[DATA LISTING start]

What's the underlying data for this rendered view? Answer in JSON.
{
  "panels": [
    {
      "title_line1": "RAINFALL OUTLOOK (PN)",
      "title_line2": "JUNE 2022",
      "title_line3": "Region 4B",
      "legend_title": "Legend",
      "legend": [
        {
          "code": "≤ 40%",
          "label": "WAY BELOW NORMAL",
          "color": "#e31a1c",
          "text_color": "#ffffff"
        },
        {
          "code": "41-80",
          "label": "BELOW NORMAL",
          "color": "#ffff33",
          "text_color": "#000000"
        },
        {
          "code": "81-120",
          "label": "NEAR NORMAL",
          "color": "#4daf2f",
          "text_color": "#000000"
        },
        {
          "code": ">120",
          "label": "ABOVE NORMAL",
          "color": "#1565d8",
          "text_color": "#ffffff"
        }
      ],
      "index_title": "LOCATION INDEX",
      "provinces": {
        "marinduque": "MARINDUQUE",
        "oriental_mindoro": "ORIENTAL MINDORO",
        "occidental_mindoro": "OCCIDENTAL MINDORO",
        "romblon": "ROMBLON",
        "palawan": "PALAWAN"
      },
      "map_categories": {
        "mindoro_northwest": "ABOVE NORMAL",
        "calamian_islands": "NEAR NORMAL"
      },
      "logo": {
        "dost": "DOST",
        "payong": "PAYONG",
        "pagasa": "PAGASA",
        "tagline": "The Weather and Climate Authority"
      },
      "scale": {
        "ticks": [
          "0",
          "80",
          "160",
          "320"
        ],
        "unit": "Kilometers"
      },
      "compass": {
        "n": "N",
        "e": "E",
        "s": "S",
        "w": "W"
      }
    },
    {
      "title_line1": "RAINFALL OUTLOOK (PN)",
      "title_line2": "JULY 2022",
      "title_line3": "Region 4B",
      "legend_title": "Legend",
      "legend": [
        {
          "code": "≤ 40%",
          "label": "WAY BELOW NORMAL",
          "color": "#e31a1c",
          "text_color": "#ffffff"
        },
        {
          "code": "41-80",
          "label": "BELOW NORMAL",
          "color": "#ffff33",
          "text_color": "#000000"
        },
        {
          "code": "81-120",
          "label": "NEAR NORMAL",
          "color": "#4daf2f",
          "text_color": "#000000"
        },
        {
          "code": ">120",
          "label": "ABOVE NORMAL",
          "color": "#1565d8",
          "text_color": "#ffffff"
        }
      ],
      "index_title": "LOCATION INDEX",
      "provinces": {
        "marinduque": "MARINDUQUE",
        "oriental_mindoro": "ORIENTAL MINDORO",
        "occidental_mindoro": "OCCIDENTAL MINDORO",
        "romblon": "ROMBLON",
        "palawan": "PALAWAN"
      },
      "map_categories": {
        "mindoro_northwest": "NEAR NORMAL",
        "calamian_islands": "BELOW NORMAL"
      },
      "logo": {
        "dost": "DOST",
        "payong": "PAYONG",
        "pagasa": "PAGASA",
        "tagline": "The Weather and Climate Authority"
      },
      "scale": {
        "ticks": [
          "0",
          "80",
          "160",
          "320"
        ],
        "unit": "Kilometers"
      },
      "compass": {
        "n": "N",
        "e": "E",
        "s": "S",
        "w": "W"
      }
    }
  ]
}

[DATA LISTING end]

**PROBLEM TO SOLVE:** Could you quote the material above in full, exactly as it stands?

**EXPECTED ANSWER:**
What's the underlying data for this rendered view? Answer in JSON.
{
  "panels": [
    {
      "title_line1": "RAINFALL OUTLOOK (PN)",
      "title_line2": "JUNE 2022",
      "title_line3": "Region 4B",
      "legend_title": "Legend",
      "legend": [
        {
          "code": "≤ 40%",
          "label": "WAY BELOW NORMAL",
          "color": "#e31a1c",
          "text_color": "#ffffff"
        },
        {
          "code": "41-80",
          "label": "BELOW NORMAL",
          "color": "#ffff33",
          "text_color": "#000000"
        },
        {
          "code": "81-120",
          "label": "NEAR NORMAL",
          "color": "#4daf2f",
          "text_color": "#000000"
        },
        {
          "code": ">120",
          "label": "ABOVE NORMAL",
          "color": "#1565d8",
          "text_color": "#ffffff"
        }
      ],
      "index_title": "LOCATION INDEX",
      "provinces": {
        "marinduque": "MARINDUQUE",
        "oriental_mindoro": "ORIENTAL MINDORO",
        "occidental_mindoro": "OCCIDENTAL MINDORO",
        "romblon": "ROMBLON",
        "palawan": "PALAWAN"
      },
      "map_categories": {
        "mindoro_northwest": "ABOVE NORMAL",
        "calamian_islands": "NEAR NORMAL"
      },
      "logo": {
        "dost": "DOST",
        "payong": "PAYONG",
        "pagasa": "PAGASA",
        "tagline": "The Weather and Climate Authority"
      },
      "scale": {
        "ticks": [
          "0",
          "80",
          "160",
          "320"
        ],
        "unit": "Kilometers"
      },
      "compass": {
        "n": "N",
        "e": "E",
        "s": "S",
        "w": "W"
      }
    },
    {
      "title_line1": "RAINFALL OUTLOOK (PN)",
      "title_line2": "JULY 2022",
      "title_line3": "Region 4B",
      "legend_title": "Legend",
      "legend": [
        {
          "code": "≤ 40%",
          "label": "WAY BELOW NORMAL",
          "color": "#e31a1c",
          "text_color": "#ffffff"
        },
        {
          "code": "41-80",
          "label": "BELOW NORMAL",
          "color": "#ffff33",
          "text_color": "#000000"
        },
        {
          "code": "81-120",
          "label": "NEAR NORMAL",
          "color": "#4daf2f",
          "text_color": "#000000"
        },
        {
          "code": ">120",
          "label": "ABOVE NORMAL",
          "color": "#1565d8",
          "text_color": "#ffffff"
        }
      ],
      "index_title": "LOCATION INDEX",
      "provinces": {
        "marinduque": "MARINDUQUE",
        "oriental_mindoro": "ORIENTAL MINDORO",
        "occidental_mindoro": "OCCIDENTAL MINDORO",
        "romblon": "ROMBLON",
        "palawan": "PALAWAN"
      },
      "map_categories": {
        "mindoro_northwest": "NEAR NORMAL",
        "calamian_islands": "BELOW NORMAL"
      },
      "logo": {
        "dost": "DOST",
        "payong": "PAYONG",
        "pagasa": "PAGASA",
        "tagline": "The Weather and Climate Authority"
      },
      "scale": {
        "ticks": [
          "0",
          "80",
          "160",
          "320"
        ],
        "unit": "Kilometers"
      },
      "compass": {
        "n": "N",
        "e": "E",
        "s": "S",
        "w": "W"
      }
    }
  ]
}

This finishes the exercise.